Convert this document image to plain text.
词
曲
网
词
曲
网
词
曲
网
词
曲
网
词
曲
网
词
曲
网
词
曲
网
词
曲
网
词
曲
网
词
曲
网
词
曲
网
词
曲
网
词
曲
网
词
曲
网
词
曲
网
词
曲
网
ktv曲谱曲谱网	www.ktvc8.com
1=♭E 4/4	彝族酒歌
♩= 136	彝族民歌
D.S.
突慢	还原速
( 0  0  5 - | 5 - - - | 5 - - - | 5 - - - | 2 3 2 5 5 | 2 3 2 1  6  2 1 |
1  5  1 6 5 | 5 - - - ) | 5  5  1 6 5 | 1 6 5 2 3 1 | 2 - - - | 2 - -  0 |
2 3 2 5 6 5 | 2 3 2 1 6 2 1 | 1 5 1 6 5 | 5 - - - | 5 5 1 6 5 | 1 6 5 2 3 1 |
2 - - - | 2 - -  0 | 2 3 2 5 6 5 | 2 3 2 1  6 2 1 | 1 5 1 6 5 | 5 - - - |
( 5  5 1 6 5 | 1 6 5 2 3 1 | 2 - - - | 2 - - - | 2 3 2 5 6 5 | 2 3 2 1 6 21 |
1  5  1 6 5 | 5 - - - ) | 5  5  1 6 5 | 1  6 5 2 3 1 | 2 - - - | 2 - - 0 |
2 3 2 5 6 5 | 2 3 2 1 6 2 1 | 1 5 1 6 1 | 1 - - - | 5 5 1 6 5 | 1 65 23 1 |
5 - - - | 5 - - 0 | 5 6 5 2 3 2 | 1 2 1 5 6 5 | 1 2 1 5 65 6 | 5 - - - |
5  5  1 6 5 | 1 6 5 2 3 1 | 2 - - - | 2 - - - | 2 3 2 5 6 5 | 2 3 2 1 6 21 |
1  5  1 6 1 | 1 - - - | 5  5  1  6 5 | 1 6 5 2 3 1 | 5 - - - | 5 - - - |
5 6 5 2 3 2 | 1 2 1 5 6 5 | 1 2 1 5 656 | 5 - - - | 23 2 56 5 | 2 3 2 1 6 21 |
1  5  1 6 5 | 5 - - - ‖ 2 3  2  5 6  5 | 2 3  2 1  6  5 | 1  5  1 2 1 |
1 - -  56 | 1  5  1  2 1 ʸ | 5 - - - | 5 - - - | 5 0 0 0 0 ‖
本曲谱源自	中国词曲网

#### [Exercise objective]
Print the records above exactly as they appear.

#### [Full response]
Convert this document image to plain text.
词
曲
网
词
曲
网
词
曲
网
词
曲
网
词
曲
网
词
曲
网
词
曲
网
词
曲
网
词
曲
网
词
曲
网
词
曲
网
词
曲
网
词
曲
网
词
曲
网
词
曲
网
词
曲
网
ktv曲谱曲谱网	www.ktvc8.com
1=♭E 4/4	彝族酒歌
♩= 136	彝族民歌
D.S.
突慢	还原速
( 0  0  5 - | 5 - - - | 5 - - - | 5 - - - | 2 3 2 5 5 | 2 3 2 1  6  2 1 |
1  5  1 6 5 | 5 - - - ) | 5  5  1 6 5 | 1 6 5 2 3 1 | 2 - - - | 2 - -  0 |
2 3 2 5 6 5 | 2 3 2 1 6 2 1 | 1 5 1 6 5 | 5 - - - | 5 5 1 6 5 | 1 6 5 2 3 1 |
2 - - - | 2 - -  0 | 2 3 2 5 6 5 | 2 3 2 1  6 2 1 | 1 5 1 6 5 | 5 - - - |
( 5  5 1 6 5 | 1 6 5 2 3 1 | 2 - - - | 2 - - - | 2 3 2 5 6 5 | 2 3 2 1 6 21 |
1  5  1 6 5 | 5 - - - ) | 5  5  1 6 5 | 1  6 5 2 3 1 | 2 - - - | 2 - - 0 |
2 3 2 5 6 5 | 2 3 2 1 6 2 1 | 1 5 1 6 1 | 1 - - - | 5 5 1 6 5 | 1 65 23 1 |
5 - - - | 5 - - 0 | 5 6 5 2 3 2 | 1 2 1 5 6 5 | 1 2 1 5 65 6 | 5 - - - |
5  5  1 6 5 | 1 6 5 2 3 1 | 2 - - - | 2 - - - | 2 3 2 5 6 5 | 2 3 2 1 6 21 |
1  5  1 6 1 | 1 - - - | 5  5  1  6 5 | 1 6 5 2 3 1 | 5 - - - | 5 - - - |
5 6 5 2 3 2 | 1 2 1 5 6 5 | 1 2 1 5 656 | 5 - - - | 23 2 56 5 | 2 3 2 1 6 21 |
1  5  1 6 5 | 5 - - - ‖ 2 3  2  5 6  5 | 2 3  2 1  6  5 | 1  5  1 2 1 |
1 - -  56 | 1  5  1  2 1 ʸ | 5 - - - | 5 - - - | 5 0 0 0 0 ‖
本曲谱源自	中国词曲网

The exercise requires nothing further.